[Recorded data]
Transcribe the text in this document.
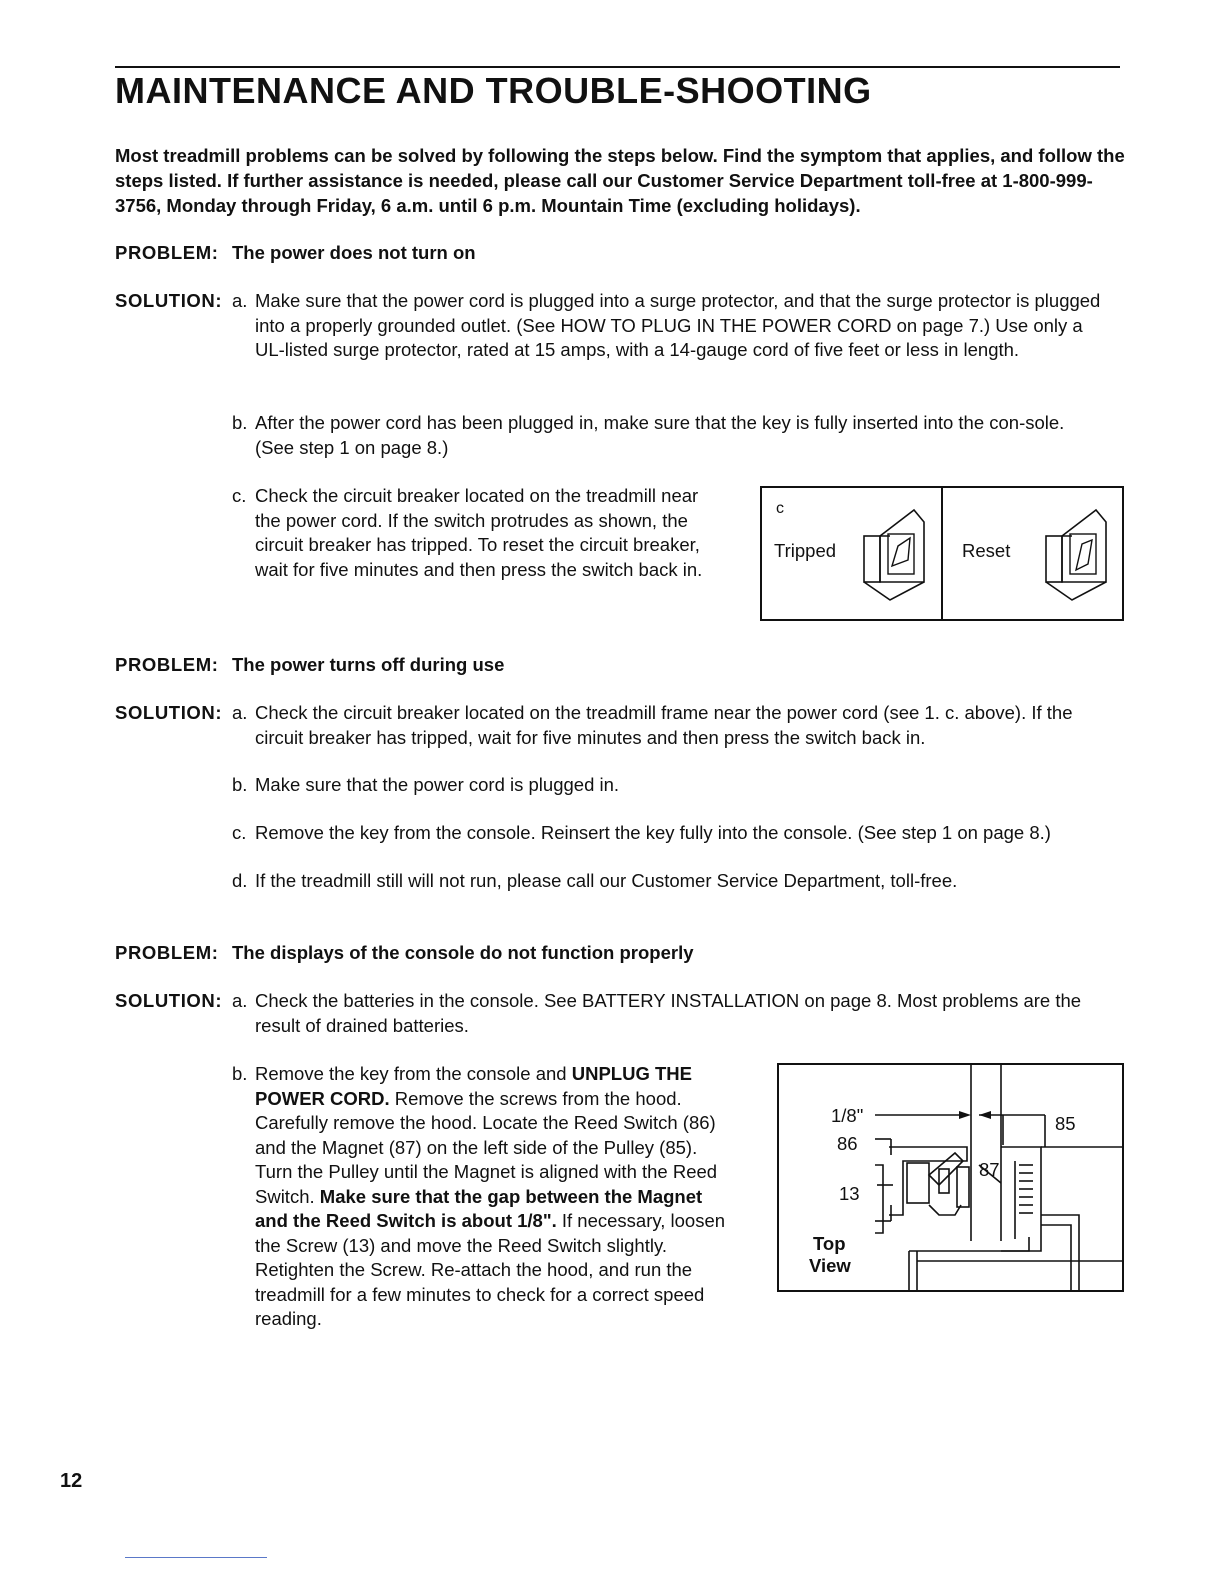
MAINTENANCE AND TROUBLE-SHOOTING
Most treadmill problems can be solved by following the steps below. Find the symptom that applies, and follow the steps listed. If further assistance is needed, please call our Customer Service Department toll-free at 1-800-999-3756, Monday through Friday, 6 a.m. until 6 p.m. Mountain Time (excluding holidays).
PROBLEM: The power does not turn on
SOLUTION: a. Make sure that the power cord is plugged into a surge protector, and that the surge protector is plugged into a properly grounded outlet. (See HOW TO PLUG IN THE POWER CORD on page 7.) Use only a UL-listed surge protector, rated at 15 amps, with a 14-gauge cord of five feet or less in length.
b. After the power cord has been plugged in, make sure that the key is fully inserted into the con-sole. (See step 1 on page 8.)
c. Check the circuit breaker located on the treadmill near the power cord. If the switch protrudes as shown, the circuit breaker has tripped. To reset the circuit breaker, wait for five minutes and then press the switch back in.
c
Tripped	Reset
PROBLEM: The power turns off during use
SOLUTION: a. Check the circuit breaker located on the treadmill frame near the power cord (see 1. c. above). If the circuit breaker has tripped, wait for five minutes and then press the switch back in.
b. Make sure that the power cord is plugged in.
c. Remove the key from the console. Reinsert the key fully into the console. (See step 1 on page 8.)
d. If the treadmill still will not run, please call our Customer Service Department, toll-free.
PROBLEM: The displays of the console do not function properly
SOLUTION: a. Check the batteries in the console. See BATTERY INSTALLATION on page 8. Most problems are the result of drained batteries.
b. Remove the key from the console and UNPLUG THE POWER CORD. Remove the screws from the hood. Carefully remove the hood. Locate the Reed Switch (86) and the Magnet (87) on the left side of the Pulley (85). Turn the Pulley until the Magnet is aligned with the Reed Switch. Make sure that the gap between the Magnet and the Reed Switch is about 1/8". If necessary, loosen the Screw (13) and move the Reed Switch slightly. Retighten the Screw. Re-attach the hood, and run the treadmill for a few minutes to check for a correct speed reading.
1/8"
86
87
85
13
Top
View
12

**WHAT IS EXPECTED**
What count of lines in the listing contain the word "listed"? Reply with the number only.

**RESULT**
2